(Stored items)
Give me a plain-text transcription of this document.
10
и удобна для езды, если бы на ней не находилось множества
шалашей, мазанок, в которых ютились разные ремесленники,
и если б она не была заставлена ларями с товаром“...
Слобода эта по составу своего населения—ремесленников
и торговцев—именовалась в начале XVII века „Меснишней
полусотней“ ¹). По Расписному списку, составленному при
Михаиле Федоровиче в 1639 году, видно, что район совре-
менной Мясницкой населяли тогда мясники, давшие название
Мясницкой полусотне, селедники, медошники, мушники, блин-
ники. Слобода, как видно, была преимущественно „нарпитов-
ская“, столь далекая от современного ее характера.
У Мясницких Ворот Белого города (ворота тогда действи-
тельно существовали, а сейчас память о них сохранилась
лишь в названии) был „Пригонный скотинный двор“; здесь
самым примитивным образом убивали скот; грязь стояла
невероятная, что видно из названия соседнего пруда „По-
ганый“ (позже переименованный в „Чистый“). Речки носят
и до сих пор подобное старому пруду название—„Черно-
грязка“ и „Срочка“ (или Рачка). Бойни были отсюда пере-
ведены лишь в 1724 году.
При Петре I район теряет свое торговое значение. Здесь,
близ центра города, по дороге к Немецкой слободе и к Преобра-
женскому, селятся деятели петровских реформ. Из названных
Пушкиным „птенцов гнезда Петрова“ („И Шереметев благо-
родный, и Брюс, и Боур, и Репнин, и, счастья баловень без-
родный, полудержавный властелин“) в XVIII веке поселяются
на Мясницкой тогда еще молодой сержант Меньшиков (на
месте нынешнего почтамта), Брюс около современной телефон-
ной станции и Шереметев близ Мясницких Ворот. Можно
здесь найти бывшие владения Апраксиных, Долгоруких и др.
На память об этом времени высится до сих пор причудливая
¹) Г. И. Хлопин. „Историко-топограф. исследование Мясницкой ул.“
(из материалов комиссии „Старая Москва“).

▶ _Exercise directions_: Check every line in the material above for the string "была", then give only the number of lines that have it.

▶ _Answer to this exercise_: 2